ASSIGNMENT: Wherever a line holds the word "chart", copy that line from the data.

#### DATA FOR THE TASK ####

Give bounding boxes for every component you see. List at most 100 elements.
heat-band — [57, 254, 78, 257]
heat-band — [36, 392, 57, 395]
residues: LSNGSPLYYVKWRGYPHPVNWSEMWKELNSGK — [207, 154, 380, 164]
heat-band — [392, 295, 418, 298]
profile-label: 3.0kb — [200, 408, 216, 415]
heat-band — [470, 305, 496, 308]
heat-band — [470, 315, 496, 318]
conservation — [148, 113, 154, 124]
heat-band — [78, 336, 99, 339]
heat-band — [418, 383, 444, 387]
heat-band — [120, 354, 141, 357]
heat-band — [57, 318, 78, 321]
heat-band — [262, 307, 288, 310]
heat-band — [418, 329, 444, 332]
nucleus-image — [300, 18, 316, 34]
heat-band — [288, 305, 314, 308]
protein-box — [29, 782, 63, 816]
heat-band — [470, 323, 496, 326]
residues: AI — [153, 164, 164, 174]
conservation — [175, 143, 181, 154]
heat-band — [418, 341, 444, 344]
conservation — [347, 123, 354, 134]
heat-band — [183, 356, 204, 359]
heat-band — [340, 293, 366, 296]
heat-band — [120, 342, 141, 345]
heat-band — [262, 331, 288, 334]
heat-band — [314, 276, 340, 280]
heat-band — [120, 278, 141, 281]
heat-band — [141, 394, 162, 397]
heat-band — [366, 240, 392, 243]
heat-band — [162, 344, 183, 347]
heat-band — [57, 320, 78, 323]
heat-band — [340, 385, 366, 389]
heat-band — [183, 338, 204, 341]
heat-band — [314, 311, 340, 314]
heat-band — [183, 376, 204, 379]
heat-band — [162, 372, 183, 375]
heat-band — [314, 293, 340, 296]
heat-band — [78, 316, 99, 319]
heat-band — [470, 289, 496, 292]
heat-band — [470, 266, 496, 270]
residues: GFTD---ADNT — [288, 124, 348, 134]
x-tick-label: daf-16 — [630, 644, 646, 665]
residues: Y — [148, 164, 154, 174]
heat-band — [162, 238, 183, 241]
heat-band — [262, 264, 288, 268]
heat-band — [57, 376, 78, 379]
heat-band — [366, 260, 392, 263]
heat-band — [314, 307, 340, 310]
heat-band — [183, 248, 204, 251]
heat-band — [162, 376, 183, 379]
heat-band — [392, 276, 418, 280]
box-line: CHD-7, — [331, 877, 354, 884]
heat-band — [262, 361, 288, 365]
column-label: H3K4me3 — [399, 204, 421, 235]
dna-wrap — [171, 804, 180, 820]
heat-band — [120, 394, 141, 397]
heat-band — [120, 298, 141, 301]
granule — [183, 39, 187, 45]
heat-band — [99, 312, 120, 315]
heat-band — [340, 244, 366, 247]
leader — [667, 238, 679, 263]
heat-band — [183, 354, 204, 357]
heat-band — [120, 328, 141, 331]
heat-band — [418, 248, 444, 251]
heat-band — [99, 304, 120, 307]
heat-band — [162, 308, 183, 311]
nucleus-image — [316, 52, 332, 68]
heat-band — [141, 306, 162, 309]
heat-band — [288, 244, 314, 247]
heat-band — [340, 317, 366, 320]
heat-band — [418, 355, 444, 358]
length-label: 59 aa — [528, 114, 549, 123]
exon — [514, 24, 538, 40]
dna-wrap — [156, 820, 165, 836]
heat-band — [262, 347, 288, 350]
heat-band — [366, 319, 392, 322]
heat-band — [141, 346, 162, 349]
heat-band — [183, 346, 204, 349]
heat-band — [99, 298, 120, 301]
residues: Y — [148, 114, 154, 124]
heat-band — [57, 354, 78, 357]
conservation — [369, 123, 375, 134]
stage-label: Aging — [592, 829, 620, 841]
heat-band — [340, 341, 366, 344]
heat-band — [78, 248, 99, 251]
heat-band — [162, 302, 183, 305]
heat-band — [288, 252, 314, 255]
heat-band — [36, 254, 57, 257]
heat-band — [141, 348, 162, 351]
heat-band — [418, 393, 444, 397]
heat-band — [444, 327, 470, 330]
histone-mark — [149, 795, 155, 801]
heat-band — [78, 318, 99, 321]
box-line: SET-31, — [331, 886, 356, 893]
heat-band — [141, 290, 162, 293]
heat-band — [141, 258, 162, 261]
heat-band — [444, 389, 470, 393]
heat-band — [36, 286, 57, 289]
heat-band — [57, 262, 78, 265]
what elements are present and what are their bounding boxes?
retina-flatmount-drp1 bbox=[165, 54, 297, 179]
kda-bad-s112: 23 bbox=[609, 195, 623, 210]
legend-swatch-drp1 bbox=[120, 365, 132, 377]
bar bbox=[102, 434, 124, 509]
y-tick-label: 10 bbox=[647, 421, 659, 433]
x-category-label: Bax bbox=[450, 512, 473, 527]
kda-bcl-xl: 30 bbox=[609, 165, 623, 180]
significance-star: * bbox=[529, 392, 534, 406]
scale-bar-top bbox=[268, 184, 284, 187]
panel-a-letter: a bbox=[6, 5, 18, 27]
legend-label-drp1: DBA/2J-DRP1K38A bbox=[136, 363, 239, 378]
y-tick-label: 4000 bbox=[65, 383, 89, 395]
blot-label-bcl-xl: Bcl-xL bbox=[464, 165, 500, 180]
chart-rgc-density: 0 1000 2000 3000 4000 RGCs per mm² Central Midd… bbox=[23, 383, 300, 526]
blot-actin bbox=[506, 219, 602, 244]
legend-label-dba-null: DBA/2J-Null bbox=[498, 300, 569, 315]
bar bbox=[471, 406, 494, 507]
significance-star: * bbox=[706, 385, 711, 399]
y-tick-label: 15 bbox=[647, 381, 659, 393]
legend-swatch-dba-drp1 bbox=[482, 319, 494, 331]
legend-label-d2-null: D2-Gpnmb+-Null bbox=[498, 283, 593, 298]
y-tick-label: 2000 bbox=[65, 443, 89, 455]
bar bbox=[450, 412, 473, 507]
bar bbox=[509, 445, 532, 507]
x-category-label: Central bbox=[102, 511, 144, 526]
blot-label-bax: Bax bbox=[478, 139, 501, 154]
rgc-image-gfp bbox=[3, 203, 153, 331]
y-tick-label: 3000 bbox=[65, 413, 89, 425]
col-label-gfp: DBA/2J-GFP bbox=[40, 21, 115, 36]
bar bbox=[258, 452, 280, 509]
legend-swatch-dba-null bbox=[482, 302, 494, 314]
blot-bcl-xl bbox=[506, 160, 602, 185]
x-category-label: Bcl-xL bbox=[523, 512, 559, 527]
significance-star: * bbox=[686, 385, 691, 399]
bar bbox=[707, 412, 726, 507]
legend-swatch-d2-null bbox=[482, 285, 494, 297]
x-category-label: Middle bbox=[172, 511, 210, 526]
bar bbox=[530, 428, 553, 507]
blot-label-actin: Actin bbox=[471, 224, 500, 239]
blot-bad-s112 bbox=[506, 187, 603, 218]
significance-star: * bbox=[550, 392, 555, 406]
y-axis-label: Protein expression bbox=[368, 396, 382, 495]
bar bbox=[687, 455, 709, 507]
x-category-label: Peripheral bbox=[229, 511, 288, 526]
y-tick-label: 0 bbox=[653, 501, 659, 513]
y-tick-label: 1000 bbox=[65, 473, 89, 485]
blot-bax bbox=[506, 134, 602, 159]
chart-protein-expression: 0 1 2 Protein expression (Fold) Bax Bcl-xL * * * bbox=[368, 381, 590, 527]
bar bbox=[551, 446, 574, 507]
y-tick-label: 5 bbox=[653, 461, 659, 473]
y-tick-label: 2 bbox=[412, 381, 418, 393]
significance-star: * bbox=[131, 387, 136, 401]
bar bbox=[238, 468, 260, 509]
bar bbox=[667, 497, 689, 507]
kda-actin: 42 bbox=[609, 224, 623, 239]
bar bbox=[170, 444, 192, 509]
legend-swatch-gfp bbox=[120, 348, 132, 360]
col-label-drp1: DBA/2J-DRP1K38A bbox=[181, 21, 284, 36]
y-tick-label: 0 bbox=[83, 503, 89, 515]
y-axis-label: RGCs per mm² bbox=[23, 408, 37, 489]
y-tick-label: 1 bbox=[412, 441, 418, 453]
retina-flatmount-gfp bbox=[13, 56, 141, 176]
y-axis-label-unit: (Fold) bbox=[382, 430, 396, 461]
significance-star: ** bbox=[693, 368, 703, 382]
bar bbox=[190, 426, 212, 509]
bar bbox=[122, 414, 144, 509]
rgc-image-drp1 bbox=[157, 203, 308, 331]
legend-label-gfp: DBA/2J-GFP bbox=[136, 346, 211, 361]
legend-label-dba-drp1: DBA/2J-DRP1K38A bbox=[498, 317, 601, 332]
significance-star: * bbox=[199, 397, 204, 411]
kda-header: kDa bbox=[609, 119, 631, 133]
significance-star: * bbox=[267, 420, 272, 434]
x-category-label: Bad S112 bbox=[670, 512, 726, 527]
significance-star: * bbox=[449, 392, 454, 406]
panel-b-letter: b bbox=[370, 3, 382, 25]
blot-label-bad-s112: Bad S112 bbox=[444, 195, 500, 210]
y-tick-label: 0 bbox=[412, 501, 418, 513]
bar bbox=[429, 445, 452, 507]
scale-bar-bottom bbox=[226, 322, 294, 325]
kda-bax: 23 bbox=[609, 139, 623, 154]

####

REPLY TO THE TASK:
chart-rgc-density: 0 1000 2000 3000 4000 RGCs per mm² Central Midd… bbox=[23, 383, 300, 526]
chart-protein-expression: 0 1 2 Protein expression (Fold) Bax Bcl-xL * * * bbox=[368, 381, 590, 527]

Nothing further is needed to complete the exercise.